## [Task directions]
Return each line holding the string "поделиться".

Data records:
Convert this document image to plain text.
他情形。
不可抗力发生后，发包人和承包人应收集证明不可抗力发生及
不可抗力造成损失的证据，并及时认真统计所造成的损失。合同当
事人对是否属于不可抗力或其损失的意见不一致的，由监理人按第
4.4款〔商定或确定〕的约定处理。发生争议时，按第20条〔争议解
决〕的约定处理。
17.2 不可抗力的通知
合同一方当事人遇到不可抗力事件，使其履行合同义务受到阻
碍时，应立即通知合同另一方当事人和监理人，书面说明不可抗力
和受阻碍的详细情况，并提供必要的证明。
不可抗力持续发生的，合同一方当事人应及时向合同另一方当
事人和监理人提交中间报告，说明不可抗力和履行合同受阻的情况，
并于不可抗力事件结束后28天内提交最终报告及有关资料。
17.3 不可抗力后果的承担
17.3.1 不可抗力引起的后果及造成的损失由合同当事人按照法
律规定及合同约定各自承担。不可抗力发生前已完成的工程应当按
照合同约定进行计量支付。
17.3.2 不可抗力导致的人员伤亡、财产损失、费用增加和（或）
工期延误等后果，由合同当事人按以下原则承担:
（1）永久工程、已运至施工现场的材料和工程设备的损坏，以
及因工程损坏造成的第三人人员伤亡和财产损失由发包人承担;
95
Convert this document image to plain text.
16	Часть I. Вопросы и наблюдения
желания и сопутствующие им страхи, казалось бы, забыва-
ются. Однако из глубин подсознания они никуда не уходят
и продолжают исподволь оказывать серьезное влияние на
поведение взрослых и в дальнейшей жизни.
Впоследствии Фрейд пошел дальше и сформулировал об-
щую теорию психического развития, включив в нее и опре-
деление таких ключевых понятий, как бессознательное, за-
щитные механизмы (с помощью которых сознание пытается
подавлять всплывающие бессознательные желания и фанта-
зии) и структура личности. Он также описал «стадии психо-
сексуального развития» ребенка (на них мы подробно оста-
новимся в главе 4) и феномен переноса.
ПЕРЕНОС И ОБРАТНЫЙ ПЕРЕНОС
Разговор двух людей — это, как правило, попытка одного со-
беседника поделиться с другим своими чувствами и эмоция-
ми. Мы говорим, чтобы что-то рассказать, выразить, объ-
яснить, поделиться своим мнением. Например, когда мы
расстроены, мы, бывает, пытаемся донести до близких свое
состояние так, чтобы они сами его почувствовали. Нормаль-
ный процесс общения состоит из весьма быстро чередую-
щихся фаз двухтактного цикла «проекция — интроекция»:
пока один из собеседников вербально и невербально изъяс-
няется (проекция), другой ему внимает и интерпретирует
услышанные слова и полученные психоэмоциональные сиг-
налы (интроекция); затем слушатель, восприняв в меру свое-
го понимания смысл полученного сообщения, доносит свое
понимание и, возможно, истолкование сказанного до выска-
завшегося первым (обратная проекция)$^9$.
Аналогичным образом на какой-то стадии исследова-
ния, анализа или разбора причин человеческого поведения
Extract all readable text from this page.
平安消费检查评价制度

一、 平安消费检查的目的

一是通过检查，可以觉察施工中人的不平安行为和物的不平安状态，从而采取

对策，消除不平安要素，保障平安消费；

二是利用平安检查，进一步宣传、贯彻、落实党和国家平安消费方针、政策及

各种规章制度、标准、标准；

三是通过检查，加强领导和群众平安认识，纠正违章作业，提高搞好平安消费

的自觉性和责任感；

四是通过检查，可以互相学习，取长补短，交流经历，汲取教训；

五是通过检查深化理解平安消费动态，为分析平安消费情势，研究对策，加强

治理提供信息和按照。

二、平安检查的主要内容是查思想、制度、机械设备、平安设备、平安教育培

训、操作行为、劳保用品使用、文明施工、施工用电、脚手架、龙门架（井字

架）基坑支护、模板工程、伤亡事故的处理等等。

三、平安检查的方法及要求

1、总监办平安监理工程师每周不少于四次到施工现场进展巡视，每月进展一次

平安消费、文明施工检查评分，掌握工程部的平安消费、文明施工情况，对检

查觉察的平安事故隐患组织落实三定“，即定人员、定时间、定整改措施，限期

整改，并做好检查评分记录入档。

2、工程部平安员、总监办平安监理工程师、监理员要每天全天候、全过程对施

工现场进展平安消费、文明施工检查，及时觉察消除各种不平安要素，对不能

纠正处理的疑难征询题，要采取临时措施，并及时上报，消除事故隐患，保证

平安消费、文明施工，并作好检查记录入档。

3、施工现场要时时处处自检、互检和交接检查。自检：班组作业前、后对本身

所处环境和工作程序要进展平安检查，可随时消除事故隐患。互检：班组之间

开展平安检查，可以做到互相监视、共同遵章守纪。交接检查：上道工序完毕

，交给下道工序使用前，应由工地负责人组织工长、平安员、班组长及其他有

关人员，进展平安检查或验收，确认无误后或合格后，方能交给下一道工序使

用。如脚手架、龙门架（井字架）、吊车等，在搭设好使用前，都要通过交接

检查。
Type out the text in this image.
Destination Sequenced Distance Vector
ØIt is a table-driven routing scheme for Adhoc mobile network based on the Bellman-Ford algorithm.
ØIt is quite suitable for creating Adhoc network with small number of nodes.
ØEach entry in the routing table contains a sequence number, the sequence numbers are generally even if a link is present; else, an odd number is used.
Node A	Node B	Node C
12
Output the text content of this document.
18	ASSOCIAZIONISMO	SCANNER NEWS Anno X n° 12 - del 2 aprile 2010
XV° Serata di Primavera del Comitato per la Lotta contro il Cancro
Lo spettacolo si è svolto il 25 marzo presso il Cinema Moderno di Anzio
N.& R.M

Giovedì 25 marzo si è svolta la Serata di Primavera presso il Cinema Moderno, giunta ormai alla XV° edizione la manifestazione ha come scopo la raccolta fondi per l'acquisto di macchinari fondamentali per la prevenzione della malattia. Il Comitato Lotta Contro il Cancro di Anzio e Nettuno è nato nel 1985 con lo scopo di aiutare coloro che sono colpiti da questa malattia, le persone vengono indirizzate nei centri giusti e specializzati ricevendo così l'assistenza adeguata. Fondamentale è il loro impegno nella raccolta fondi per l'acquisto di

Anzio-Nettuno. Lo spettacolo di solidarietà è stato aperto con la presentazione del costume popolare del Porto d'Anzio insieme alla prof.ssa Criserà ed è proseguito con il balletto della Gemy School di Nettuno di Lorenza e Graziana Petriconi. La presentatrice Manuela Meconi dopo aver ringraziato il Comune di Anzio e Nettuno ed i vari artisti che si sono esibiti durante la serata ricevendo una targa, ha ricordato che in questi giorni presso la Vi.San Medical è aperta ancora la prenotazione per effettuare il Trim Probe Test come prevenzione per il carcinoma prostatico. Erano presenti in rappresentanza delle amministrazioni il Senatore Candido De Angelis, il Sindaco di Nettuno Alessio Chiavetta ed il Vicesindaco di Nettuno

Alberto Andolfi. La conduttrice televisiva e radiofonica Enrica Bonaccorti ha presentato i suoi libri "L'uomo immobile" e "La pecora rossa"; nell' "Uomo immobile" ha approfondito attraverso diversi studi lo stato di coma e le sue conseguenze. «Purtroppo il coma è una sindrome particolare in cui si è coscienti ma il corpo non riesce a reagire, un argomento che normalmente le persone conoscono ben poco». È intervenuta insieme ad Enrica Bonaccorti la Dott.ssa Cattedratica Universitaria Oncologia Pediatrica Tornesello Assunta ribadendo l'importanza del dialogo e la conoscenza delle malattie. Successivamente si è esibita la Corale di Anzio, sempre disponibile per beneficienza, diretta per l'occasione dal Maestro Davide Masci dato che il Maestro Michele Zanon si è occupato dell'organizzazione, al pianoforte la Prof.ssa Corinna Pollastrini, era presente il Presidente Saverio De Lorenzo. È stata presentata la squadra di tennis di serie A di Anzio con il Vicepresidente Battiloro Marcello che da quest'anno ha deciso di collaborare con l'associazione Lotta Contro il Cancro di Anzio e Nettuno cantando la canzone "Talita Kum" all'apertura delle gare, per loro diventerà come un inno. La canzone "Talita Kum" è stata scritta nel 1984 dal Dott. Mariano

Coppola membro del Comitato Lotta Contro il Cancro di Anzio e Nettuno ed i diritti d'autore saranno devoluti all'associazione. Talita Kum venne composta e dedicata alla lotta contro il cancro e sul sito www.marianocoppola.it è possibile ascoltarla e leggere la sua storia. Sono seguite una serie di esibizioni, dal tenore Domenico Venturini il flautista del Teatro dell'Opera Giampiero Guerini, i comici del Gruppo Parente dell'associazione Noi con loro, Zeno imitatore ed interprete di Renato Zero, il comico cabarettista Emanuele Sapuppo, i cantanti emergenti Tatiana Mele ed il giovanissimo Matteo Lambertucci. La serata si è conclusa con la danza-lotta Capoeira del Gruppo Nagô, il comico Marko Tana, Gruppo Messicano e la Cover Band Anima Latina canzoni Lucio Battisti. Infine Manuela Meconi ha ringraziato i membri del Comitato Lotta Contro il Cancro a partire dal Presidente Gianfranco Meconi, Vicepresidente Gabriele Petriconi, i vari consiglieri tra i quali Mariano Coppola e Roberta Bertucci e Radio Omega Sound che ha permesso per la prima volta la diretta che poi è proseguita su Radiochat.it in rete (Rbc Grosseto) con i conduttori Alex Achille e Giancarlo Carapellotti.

## [Complete answer]
беседника поделиться с другим своими чувствами и эмоция-
яснить, поделиться своим мнением. Например, когда мы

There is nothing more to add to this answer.